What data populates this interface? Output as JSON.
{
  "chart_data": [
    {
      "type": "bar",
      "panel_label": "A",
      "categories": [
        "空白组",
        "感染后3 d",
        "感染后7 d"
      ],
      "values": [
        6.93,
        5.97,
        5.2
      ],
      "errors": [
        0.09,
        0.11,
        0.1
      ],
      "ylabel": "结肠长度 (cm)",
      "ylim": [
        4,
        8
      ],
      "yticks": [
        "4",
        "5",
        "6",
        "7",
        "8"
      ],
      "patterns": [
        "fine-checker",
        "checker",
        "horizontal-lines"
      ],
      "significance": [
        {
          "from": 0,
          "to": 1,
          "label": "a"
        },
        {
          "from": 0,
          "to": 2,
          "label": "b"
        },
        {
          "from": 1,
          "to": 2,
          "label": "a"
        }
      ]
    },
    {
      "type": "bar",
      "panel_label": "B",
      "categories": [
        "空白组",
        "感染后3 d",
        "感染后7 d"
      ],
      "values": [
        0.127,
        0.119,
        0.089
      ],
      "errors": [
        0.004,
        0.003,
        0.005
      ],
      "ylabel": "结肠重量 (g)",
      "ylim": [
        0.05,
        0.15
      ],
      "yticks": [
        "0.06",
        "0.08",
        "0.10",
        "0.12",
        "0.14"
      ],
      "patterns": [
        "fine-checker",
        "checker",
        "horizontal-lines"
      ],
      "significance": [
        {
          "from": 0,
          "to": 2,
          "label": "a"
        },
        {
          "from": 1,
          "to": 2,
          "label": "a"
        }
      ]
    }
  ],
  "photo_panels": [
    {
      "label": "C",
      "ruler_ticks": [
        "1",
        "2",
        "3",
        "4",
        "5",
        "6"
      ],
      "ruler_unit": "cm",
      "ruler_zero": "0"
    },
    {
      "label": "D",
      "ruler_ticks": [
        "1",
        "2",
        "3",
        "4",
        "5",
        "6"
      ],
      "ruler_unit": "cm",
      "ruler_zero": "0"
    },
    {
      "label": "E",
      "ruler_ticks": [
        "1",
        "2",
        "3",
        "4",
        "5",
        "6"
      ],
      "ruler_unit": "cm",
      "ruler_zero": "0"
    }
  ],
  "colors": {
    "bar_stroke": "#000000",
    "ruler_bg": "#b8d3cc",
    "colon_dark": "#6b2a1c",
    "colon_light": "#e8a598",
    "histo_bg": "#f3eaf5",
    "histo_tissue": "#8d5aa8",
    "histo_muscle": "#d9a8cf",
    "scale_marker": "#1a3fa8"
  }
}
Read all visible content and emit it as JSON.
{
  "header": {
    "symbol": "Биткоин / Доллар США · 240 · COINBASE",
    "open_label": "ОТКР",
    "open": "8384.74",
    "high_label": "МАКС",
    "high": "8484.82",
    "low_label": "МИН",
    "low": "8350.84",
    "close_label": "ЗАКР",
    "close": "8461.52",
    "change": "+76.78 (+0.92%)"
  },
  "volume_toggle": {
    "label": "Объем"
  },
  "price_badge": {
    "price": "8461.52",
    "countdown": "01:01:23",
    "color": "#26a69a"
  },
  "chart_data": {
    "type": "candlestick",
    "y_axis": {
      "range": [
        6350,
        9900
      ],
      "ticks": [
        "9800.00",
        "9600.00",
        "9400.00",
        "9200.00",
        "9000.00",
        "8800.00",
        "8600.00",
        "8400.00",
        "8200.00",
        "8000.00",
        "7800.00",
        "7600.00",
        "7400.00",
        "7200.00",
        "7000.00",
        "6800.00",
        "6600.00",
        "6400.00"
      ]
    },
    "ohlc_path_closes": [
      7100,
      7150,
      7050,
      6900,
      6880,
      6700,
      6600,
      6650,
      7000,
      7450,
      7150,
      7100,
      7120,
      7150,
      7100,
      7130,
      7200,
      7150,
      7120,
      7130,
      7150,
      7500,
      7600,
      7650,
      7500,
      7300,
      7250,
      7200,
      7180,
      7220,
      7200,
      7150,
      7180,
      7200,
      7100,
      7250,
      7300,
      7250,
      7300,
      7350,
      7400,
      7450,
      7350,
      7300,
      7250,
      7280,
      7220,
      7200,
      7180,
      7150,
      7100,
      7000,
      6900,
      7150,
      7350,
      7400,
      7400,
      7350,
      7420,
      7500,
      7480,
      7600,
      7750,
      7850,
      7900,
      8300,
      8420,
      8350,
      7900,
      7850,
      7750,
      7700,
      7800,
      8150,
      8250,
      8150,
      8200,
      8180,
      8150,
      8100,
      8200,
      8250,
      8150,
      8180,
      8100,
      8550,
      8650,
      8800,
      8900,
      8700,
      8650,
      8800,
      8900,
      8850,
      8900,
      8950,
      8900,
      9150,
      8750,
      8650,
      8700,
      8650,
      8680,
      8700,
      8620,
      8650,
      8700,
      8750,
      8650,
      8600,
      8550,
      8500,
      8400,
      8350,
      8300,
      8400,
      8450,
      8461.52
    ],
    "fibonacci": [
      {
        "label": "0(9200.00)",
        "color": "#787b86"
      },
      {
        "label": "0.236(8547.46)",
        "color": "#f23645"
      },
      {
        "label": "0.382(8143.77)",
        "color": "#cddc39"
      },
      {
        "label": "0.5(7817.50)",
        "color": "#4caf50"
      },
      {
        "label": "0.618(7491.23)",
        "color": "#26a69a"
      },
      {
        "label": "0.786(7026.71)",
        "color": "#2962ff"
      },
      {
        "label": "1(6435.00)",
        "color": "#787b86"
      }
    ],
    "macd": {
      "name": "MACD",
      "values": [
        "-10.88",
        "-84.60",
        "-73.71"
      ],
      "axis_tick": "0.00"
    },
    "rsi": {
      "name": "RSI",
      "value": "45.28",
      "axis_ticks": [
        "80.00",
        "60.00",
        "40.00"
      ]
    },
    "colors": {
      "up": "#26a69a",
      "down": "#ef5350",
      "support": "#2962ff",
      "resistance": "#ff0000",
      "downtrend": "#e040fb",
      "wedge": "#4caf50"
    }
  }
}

══════

**Task instructions**
Select from the material above each line in which the string "JSON" appears, and list those lines.

**Reply**
What data populates this interface? Output as JSON.
Read all visible content and emit it as JSON.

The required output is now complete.